Dataset items
----

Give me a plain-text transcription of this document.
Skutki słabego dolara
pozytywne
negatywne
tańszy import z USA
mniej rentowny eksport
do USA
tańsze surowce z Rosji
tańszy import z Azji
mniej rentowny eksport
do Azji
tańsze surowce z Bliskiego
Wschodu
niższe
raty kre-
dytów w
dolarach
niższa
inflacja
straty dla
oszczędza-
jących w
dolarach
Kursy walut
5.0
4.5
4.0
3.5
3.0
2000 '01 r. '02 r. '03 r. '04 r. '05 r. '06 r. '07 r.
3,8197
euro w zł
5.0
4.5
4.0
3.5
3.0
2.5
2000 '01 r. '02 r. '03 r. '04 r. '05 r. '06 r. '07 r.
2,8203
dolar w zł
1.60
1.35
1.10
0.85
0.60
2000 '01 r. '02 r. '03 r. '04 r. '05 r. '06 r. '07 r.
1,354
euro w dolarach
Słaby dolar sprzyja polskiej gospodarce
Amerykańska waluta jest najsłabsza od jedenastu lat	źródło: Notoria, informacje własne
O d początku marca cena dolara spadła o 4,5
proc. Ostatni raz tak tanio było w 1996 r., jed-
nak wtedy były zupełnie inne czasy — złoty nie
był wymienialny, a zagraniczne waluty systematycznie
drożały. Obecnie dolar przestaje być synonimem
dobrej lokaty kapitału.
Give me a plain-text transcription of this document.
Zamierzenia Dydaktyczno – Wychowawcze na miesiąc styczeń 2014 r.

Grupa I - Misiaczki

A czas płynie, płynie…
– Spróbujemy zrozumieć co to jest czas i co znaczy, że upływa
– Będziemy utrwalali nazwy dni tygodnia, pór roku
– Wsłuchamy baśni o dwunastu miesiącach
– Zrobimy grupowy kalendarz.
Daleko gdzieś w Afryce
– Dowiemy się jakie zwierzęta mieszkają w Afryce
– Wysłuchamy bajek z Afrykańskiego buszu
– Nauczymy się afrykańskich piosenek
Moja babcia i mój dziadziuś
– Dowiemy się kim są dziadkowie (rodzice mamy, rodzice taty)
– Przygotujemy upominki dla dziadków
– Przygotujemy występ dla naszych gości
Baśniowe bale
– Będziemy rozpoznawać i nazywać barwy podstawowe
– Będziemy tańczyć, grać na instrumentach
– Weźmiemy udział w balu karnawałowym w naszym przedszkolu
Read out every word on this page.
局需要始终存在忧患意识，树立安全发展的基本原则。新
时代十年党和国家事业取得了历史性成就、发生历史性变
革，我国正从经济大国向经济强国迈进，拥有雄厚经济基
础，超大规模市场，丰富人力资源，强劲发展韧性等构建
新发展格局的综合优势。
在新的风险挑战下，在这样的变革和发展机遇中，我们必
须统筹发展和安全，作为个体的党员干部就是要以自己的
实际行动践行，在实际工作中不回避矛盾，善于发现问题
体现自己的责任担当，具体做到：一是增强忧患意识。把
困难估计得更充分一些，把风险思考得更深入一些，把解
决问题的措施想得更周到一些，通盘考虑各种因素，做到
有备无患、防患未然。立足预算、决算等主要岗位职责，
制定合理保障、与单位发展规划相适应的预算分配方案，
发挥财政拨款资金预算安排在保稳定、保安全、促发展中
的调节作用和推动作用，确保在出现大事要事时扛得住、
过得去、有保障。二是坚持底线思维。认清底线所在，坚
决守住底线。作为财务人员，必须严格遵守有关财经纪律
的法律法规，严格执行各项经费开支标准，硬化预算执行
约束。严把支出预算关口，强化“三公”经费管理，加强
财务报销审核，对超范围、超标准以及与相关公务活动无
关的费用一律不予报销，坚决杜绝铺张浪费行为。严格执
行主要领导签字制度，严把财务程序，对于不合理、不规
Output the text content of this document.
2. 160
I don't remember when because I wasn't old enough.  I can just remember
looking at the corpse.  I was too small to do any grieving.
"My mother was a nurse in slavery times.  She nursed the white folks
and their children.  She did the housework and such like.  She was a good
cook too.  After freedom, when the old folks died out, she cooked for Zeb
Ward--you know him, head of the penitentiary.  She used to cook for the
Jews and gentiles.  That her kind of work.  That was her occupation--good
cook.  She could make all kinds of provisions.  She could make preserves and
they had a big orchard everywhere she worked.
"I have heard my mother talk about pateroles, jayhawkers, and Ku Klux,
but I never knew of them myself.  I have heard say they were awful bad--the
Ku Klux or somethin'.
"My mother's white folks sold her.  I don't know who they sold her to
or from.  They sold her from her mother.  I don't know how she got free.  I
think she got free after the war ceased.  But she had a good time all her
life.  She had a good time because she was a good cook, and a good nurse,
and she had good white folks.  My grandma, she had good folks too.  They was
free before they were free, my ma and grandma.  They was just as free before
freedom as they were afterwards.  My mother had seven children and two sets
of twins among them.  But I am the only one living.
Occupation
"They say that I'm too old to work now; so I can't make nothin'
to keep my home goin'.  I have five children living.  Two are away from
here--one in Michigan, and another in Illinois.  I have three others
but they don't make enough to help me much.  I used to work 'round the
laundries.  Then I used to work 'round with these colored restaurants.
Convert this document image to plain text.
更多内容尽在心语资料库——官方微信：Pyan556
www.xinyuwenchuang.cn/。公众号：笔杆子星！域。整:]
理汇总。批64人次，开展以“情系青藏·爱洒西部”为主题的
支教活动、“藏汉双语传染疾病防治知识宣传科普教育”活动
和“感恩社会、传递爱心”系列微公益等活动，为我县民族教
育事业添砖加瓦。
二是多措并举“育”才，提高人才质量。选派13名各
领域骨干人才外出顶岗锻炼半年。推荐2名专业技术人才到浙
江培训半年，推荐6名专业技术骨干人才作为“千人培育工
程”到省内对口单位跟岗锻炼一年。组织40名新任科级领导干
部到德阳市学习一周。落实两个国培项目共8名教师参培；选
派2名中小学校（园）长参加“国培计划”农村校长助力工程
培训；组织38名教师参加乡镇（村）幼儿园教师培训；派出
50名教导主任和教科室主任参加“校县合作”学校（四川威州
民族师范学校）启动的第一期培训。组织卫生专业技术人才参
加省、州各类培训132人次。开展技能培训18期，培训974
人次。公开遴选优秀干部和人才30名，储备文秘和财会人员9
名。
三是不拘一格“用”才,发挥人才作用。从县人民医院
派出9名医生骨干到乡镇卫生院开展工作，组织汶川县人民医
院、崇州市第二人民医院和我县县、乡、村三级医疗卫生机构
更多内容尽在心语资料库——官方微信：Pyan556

----

#### Instructions for the task:
Each line must be given again exactly as written above.

#### The response:
Give me a plain-text transcription of this document.
Skutki słabego dolara
pozytywne
negatywne
tańszy import z USA
mniej rentowny eksport
do USA
tańsze surowce z Rosji
tańszy import z Azji
mniej rentowny eksport
do Azji
tańsze surowce z Bliskiego
Wschodu
niższe
raty kre-
dytów w
dolarach
niższa
inflacja
straty dla
oszczędza-
jących w
dolarach
Kursy walut
5.0
4.5
4.0
3.5
3.0
2000 '01 r. '02 r. '03 r. '04 r. '05 r. '06 r. '07 r.
3,8197
euro w zł
5.0
4.5
4.0
3.5
3.0
2.5
2000 '01 r. '02 r. '03 r. '04 r. '05 r. '06 r. '07 r.
2,8203
dolar w zł
1.60
1.35
1.10
0.85
0.60
2000 '01 r. '02 r. '03 r. '04 r. '05 r. '06 r. '07 r.
1,354
euro w dolarach
Słaby dolar sprzyja polskiej gospodarce
Amerykańska waluta jest najsłabsza od jedenastu lat	źródło: Notoria, informacje własne
O d początku marca cena dolara spadła o 4,5
proc. Ostatni raz tak tanio było w 1996 r., jed-
nak wtedy były zupełnie inne czasy — złoty nie
był wymienialny, a zagraniczne waluty systematycznie
drożały. Obecnie dolar przestaje być synonimem
dobrej lokaty kapitału.
Give me a plain-text transcription of this document.
Zamierzenia Dydaktyczno – Wychowawcze na miesiąc styczeń 2014 r.

Grupa I - Misiaczki

A czas płynie, płynie…
– Spróbujemy zrozumieć co to jest czas i co znaczy, że upływa
– Będziemy utrwalali nazwy dni tygodnia, pór roku
– Wsłuchamy baśni o dwunastu miesiącach
– Zrobimy grupowy kalendarz.
Daleko gdzieś w Afryce
– Dowiemy się jakie zwierzęta mieszkają w Afryce
– Wysłuchamy bajek z Afrykańskiego buszu
– Nauczymy się afrykańskich piosenek
Moja babcia i mój dziadziuś
– Dowiemy się kim są dziadkowie (rodzice mamy, rodzice taty)
– Przygotujemy upominki dla dziadków
– Przygotujemy występ dla naszych gości
Baśniowe bale
– Będziemy rozpoznawać i nazywać barwy podstawowe
– Będziemy tańczyć, grać na instrumentach
– Weźmiemy udział w balu karnawałowym w naszym przedszkolu
Read out every word on this page.
局需要始终存在忧患意识，树立安全发展的基本原则。新
时代十年党和国家事业取得了历史性成就、发生历史性变
革，我国正从经济大国向经济强国迈进，拥有雄厚经济基
础，超大规模市场，丰富人力资源，强劲发展韧性等构建
新发展格局的综合优势。
在新的风险挑战下，在这样的变革和发展机遇中，我们必
须统筹发展和安全，作为个体的党员干部就是要以自己的
实际行动践行，在实际工作中不回避矛盾，善于发现问题
体现自己的责任担当，具体做到：一是增强忧患意识。把
困难估计得更充分一些，把风险思考得更深入一些，把解
决问题的措施想得更周到一些，通盘考虑各种因素，做到
有备无患、防患未然。立足预算、决算等主要岗位职责，
制定合理保障、与单位发展规划相适应的预算分配方案，
发挥财政拨款资金预算安排在保稳定、保安全、促发展中
的调节作用和推动作用，确保在出现大事要事时扛得住、
过得去、有保障。二是坚持底线思维。认清底线所在，坚
决守住底线。作为财务人员，必须严格遵守有关财经纪律
的法律法规，严格执行各项经费开支标准，硬化预算执行
约束。严把支出预算关口，强化“三公”经费管理，加强
财务报销审核，对超范围、超标准以及与相关公务活动无
关的费用一律不予报销，坚决杜绝铺张浪费行为。严格执
行主要领导签字制度，严把财务程序，对于不合理、不规
Output the text content of this document.
2. 160
I don't remember when because I wasn't old enough.  I can just remember
looking at the corpse.  I was too small to do any grieving.
"My mother was a nurse in slavery times.  She nursed the white folks
and their children.  She did the housework and such like.  She was a good
cook too.  After freedom, when the old folks died out, she cooked for Zeb
Ward--you know him, head of the penitentiary.  She used to cook for the
Jews and gentiles.  That her kind of work.  That was her occupation--good
cook.  She could make all kinds of provisions.  She could make preserves and
they had a big orchard everywhere she worked.
"I have heard my mother talk about pateroles, jayhawkers, and Ku Klux,
but I never knew of them myself.  I have heard say they were awful bad--the
Ku Klux or somethin'.
"My mother's white folks sold her.  I don't know who they sold her to
or from.  They sold her from her mother.  I don't know how she got free.  I
think she got free after the war ceased.  But she had a good time all her
life.  She had a good time because she was a good cook, and a good nurse,
and she had good white folks.  My grandma, she had good folks too.  They was
free before they were free, my ma and grandma.  They was just as free before
freedom as they were afterwards.  My mother had seven children and two sets
of twins among them.  But I am the only one living.
Occupation
"They say that I'm too old to work now; so I can't make nothin'
to keep my home goin'.  I have five children living.  Two are away from
here--one in Michigan, and another in Illinois.  I have three others
but they don't make enough to help me much.  I used to work 'round the
laundries.  Then I used to work 'round with these colored restaurants.
Convert this document image to plain text.
更多内容尽在心语资料库——官方微信：Pyan556
www.xinyuwenchuang.cn/。公众号：笔杆子星！域。整:]
理汇总。批64人次，开展以“情系青藏·爱洒西部”为主题的
支教活动、“藏汉双语传染疾病防治知识宣传科普教育”活动
和“感恩社会、传递爱心”系列微公益等活动，为我县民族教
育事业添砖加瓦。
二是多措并举“育”才，提高人才质量。选派13名各
领域骨干人才外出顶岗锻炼半年。推荐2名专业技术人才到浙
江培训半年，推荐6名专业技术骨干人才作为“千人培育工
程”到省内对口单位跟岗锻炼一年。组织40名新任科级领导干
部到德阳市学习一周。落实两个国培项目共8名教师参培；选
派2名中小学校（园）长参加“国培计划”农村校长助力工程
培训；组织38名教师参加乡镇（村）幼儿园教师培训；派出
50名教导主任和教科室主任参加“校县合作”学校（四川威州
民族师范学校）启动的第一期培训。组织卫生专业技术人才参
加省、州各类培训132人次。开展技能培训18期，培训974
人次。公开遴选优秀干部和人才30名，储备文秘和财会人员9
名。
三是不拘一格“用”才,发挥人才作用。从县人民医院
派出9名医生骨干到乡镇卫生院开展工作，组织汶川县人民医
院、崇州市第二人民医院和我县县、乡、村三级医疗卫生机构
更多内容尽在心语资料库——官方微信：Pyan556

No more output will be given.